WHAT IS ASKED:
Reproduce the records below in full and word for word, excluding pictures.

INFORMATION SUPPLIED:
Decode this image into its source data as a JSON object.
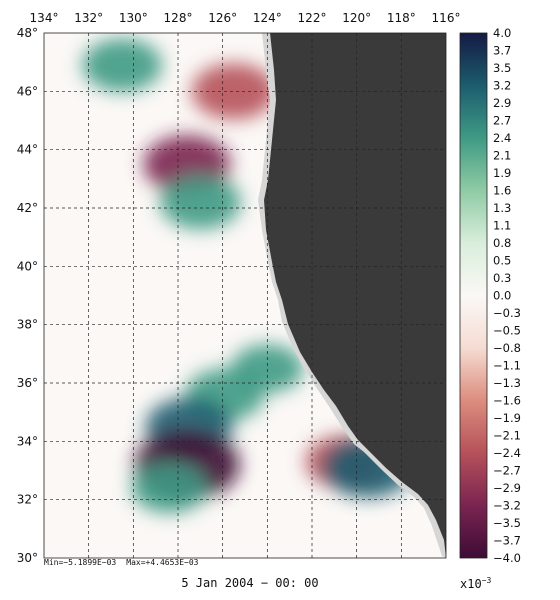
{
  "lon_ticks": [
    "134°",
    "132°",
    "130°",
    "128°",
    "126°",
    "124°",
    "122°",
    "120°",
    "118°",
    "116°"
  ],
  "lat_ticks": [
    "48°",
    "46°",
    "44°",
    "42°",
    "40°",
    "38°",
    "36°",
    "34°",
    "32°",
    "30°"
  ],
  "colorbar_ticks": [
    "4.0",
    "3.7",
    "3.5",
    "3.2",
    "2.9",
    "2.7",
    "2.4",
    "2.1",
    "1.9",
    "1.6",
    "1.3",
    "1.1",
    "0.8",
    "0.5",
    "0.3",
    "0.0",
    "−0.3",
    "−0.5",
    "−0.8",
    "−1.1",
    "−1.3",
    "−1.6",
    "−1.9",
    "−2.1",
    "−2.4",
    "−2.7",
    "−2.9",
    "−3.2",
    "−3.5",
    "−3.7",
    "−4.0"
  ],
  "stats": {
    "min": "Min=−5.1899E−03",
    "max": "Max=+4.4653E−03"
  },
  "date": "5 Jan 2004 − 00: 00",
  "scale": {
    "base": "x10",
    "exp": "−3"
  },
  "colors": {
    "land": "#3a3a3a",
    "coast_mask": "#d6d6d6",
    "colormap": [
      "#3d0c35",
      "#7a2450",
      "#b5515a",
      "#dc8d7e",
      "#f5dcd2",
      "#fbf8f6",
      "#d9eedb",
      "#8fcba4",
      "#3f9a84",
      "#1c5c6e",
      "#141a44"
    ]
  },
  "field_features": [
    {
      "lon": 127.6,
      "lat": 43.5,
      "value": -3.0
    },
    {
      "lon": 125.5,
      "lat": 46.0,
      "value": -2.8
    },
    {
      "lon": 127.0,
      "lat": 42.2,
      "value": 2.6
    },
    {
      "lon": 130.5,
      "lat": 46.9,
      "value": 2.5
    },
    {
      "lon": 125.9,
      "lat": 35.6,
      "value": 2.4
    },
    {
      "lon": 127.5,
      "lat": 34.5,
      "value": 3.0
    },
    {
      "lon": 127.6,
      "lat": 33.2,
      "value": -4.2
    },
    {
      "lon": 128.4,
      "lat": 32.4,
      "value": 2.2
    },
    {
      "lon": 120.5,
      "lat": 33.3,
      "value": -2.5
    },
    {
      "lon": 119.5,
      "lat": 33.1,
      "value": 3.2
    },
    {
      "lon": 124.0,
      "lat": 36.5,
      "value": 2.0
    }
  ]
}
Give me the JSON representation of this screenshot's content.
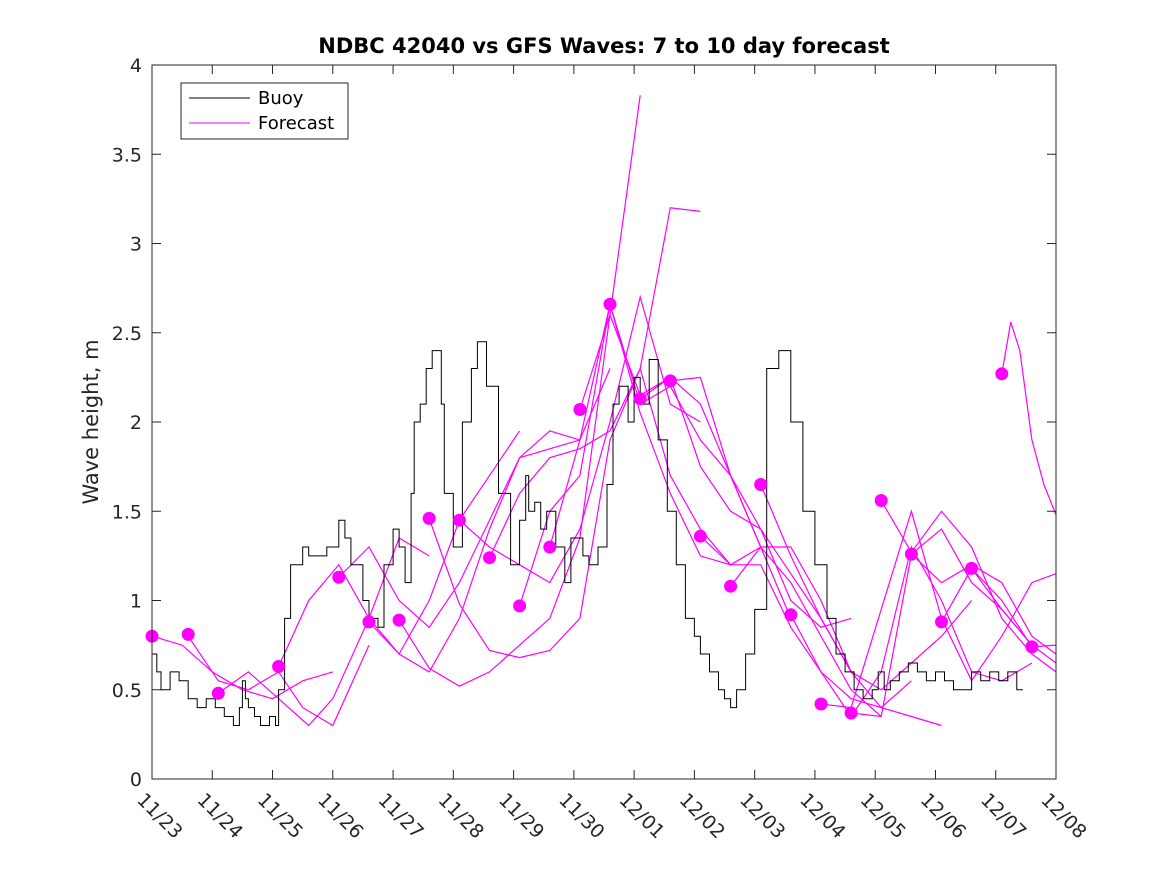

ANSWER:
Decode this image into its source data as a JSON object.
{
  "lon_ticks": [
    "134°",
    "132°",
    "130°",
    "128°",
    "126°",
    "124°",
    "122°",
    "120°",
    "118°",
    "116°"
  ],
  "lat_ticks": [
    "48°",
    "46°",
    "44°",
    "42°",
    "40°",
    "38°",
    "36°",
    "34°",
    "32°",
    "30°"
  ],
  "colorbar_ticks": [
    "4.0",
    "3.7",
    "3.5",
    "3.2",
    "2.9",
    "2.7",
    "2.4",
    "2.1",
    "1.9",
    "1.6",
    "1.3",
    "1.1",
    "0.8",
    "0.5",
    "0.3",
    "0.0",
    "−0.3",
    "−0.5",
    "−0.8",
    "−1.1",
    "−1.3",
    "−1.6",
    "−1.9",
    "−2.1",
    "−2.4",
    "−2.7",
    "−2.9",
    "−3.2",
    "−3.5",
    "−3.7",
    "−4.0"
  ],
  "stats": {
    "min": "Min=−5.1899E−03",
    "max": "Max=+4.4653E−03"
  },
  "date": "5 Jan 2004 − 00: 00",
  "scale": {
    "base": "x10",
    "exp": "−3"
  },
  "colors": {
    "land": "#3a3a3a",
    "coast_mask": "#d6d6d6",
    "colormap": [
      "#3d0c35",
      "#7a2450",
      "#b5515a",
      "#dc8d7e",
      "#f5dcd2",
      "#fbf8f6",
      "#d9eedb",
      "#8fcba4",
      "#3f9a84",
      "#1c5c6e",
      "#141a44"
    ]
  },
  "field_features": [
    {
      "lon": 127.6,
      "lat": 43.5,
      "value": -3.0
    },
    {
      "lon": 125.5,
      "lat": 46.0,
      "value": -2.8
    },
    {
      "lon": 127.0,
      "lat": 42.2,
      "value": 2.6
    },
    {
      "lon": 130.5,
      "lat": 46.9,
      "value": 2.5
    },
    {
      "lon": 125.9,
      "lat": 35.6,
      "value": 2.4
    },
    {
      "lon": 127.5,
      "lat": 34.5,
      "value": 3.0
    },
    {
      "lon": 127.6,
      "lat": 33.2,
      "value": -4.2
    },
    {
      "lon": 128.4,
      "lat": 32.4,
      "value": 2.2
    },
    {
      "lon": 120.5,
      "lat": 33.3,
      "value": -2.5
    },
    {
      "lon": 119.5,
      "lat": 33.1,
      "value": 3.2
    },
    {
      "lon": 124.0,
      "lat": 36.5,
      "value": 2.0
    }
  ]
}
Give me the JSON representation of this screenshot's content.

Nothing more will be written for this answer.